▸ Aim
Each entry below should be echoed exactly, with pictures omitted.

Entries with figure data

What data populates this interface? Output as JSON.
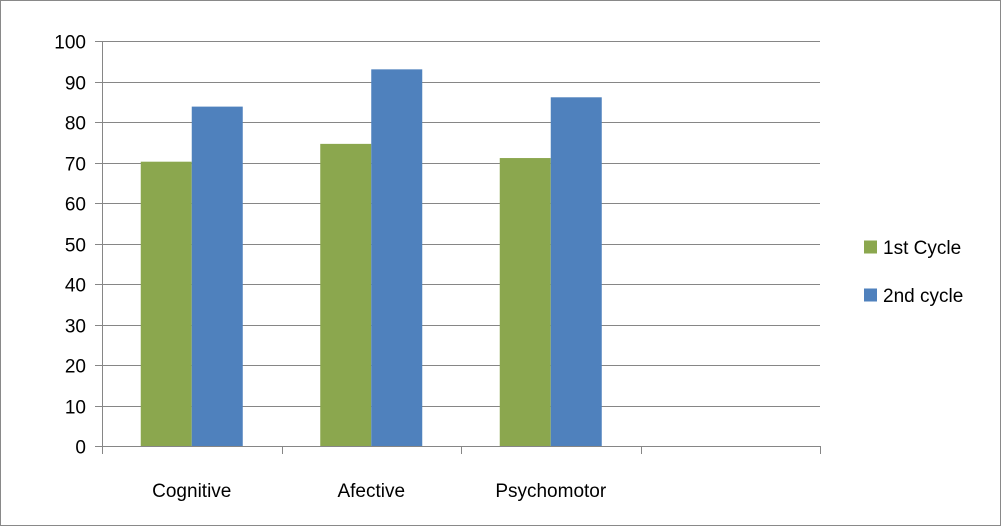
{
  "chart_data": {
    "type": "bar",
    "categories": [
      "Cognitive",
      "Afective",
      "Psychomotor",
      ""
    ],
    "series": [
      {
        "name": "1st Cycle",
        "color": "#8ba74e",
        "values": [
          70.2,
          74.6,
          71.1,
          null
        ]
      },
      {
        "name": "2nd cycle",
        "color": "#4f81bd",
        "values": [
          83.8,
          93.0,
          86.1,
          null
        ]
      }
    ],
    "ylim": [
      0,
      100
    ],
    "yticks": [
      0,
      10,
      20,
      30,
      40,
      50,
      60,
      70,
      80,
      90,
      100
    ],
    "grid": true,
    "legend_position": "right"
  }
}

▸ Final answer
What data populates this interface? Output as JSON.
{
  "chart_data": {
    "type": "bar",
    "categories": [
      "Cognitive",
      "Afective",
      "Psychomotor",
      ""
    ],
    "series": [
      {
        "name": "1st Cycle",
        "color": "#8ba74e",
        "values": [
          70.2,
          74.6,
          71.1,
          null
        ]
      },
      {
        "name": "2nd cycle",
        "color": "#4f81bd",
        "values": [
          83.8,
          93.0,
          86.1,
          null
        ]
      }
    ],
    "ylim": [
      0,
      100
    ],
    "yticks": [
      0,
      10,
      20,
      30,
      40,
      50,
      60,
      70,
      80,
      90,
      100
    ],
    "grid": true,
    "legend_position": "right"
  }
}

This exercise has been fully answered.